RECORDS TO PROCESS:
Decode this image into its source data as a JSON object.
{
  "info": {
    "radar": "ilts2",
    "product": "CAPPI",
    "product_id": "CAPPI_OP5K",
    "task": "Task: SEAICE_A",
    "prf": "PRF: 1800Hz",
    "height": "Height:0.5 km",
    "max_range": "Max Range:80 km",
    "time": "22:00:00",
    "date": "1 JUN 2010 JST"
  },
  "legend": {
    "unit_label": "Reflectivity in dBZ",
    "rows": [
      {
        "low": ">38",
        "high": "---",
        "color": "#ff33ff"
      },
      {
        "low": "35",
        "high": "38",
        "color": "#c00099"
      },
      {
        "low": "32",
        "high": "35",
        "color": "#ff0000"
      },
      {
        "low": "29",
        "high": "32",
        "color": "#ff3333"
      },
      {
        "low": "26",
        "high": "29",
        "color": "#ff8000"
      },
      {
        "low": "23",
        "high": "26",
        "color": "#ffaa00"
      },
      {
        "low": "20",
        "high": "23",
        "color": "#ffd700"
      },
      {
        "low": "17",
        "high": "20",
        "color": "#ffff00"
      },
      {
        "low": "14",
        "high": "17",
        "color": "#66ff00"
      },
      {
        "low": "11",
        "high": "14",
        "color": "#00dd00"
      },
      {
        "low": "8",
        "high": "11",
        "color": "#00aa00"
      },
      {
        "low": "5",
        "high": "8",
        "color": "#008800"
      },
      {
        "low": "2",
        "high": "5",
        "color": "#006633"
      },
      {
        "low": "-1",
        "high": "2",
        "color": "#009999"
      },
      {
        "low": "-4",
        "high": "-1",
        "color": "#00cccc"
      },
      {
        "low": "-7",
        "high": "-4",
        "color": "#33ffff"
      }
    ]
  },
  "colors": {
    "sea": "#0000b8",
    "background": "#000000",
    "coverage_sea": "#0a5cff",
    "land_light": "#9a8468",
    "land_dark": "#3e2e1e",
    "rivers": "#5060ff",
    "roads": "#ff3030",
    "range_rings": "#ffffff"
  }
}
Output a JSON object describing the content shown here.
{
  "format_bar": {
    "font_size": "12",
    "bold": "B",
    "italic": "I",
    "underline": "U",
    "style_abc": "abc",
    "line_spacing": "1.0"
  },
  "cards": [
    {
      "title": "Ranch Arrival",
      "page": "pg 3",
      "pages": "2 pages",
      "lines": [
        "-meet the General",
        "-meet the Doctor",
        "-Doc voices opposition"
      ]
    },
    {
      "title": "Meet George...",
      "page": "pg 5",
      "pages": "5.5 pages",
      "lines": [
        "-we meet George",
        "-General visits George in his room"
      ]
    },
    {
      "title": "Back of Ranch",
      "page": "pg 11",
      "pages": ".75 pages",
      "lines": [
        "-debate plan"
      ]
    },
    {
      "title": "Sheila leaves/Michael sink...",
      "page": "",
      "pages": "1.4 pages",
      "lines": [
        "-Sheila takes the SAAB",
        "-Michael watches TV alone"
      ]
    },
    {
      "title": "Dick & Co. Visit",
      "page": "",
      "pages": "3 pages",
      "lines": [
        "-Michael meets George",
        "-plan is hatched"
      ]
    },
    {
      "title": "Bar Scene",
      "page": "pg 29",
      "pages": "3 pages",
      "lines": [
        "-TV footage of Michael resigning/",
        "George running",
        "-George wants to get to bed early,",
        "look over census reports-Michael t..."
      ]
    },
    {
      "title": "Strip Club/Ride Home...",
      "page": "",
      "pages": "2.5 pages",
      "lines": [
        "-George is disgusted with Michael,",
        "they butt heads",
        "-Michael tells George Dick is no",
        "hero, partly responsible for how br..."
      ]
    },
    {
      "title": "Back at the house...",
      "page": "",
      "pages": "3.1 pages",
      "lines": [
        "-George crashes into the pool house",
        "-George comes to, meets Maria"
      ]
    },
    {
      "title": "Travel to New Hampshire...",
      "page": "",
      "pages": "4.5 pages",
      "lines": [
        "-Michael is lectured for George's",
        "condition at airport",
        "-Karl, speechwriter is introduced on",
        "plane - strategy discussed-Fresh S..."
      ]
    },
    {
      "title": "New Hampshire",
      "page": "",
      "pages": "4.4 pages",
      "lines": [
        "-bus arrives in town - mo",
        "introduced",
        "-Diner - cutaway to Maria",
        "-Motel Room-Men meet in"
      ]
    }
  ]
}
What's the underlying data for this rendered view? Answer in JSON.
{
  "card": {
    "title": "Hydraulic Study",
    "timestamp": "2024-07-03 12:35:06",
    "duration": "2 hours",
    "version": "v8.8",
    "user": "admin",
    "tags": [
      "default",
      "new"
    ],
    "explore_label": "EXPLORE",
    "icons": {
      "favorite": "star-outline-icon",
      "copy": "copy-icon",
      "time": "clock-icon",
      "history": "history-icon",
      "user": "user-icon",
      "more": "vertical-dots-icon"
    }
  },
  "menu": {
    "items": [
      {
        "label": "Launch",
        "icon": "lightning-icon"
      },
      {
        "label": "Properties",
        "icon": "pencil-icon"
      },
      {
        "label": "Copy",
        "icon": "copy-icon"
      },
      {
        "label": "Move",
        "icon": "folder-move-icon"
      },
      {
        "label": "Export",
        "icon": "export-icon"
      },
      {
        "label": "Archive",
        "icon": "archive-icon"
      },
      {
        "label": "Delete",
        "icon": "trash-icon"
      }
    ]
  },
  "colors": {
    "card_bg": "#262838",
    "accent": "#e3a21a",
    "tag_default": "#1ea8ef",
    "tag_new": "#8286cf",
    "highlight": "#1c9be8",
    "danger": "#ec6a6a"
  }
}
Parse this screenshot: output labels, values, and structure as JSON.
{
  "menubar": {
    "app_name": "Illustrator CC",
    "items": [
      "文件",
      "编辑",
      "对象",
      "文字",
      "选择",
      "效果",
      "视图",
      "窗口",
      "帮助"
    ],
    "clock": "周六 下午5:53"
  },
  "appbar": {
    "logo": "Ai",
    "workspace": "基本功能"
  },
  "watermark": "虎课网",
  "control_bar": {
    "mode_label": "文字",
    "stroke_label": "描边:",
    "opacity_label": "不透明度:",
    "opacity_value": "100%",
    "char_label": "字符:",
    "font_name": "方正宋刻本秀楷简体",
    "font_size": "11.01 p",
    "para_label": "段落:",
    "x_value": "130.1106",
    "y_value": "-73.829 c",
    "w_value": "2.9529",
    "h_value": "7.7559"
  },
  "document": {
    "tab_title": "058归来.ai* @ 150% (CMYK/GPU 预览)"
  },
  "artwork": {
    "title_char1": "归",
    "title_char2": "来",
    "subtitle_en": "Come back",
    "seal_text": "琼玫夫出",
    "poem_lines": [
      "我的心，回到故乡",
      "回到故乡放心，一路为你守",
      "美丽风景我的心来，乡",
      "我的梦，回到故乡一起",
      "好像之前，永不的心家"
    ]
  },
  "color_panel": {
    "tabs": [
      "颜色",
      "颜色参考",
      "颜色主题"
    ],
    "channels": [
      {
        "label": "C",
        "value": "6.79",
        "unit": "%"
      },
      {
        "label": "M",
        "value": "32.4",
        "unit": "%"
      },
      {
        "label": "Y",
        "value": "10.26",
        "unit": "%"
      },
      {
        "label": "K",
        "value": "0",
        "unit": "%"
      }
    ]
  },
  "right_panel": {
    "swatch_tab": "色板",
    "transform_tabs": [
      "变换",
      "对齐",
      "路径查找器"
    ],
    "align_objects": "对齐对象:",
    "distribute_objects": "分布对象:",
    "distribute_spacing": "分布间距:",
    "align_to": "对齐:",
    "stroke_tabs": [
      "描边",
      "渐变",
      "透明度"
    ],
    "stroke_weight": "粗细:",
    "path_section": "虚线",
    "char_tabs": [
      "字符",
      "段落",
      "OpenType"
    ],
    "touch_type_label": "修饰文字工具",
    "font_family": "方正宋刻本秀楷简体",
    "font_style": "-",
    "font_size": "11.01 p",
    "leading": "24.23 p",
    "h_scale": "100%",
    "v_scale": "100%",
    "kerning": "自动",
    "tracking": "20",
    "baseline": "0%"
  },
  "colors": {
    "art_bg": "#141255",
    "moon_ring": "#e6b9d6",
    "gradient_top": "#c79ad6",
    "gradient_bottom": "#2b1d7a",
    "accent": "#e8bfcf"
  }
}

AIM:
Show all lines in the entries above where the string "Michael" appears.

EXERCISE SOLUTION:
      "title": "Sheila leaves/Michael sink...",
        "-Michael watches TV alone"
        "-Michael meets George",
        "-TV footage of Michael resigning/",
        "look over census reports-Michael t..."
        "-George is disgusted with Michael,",
        "-Michael tells George Dick is no",
        "-Michael is lectured for George's",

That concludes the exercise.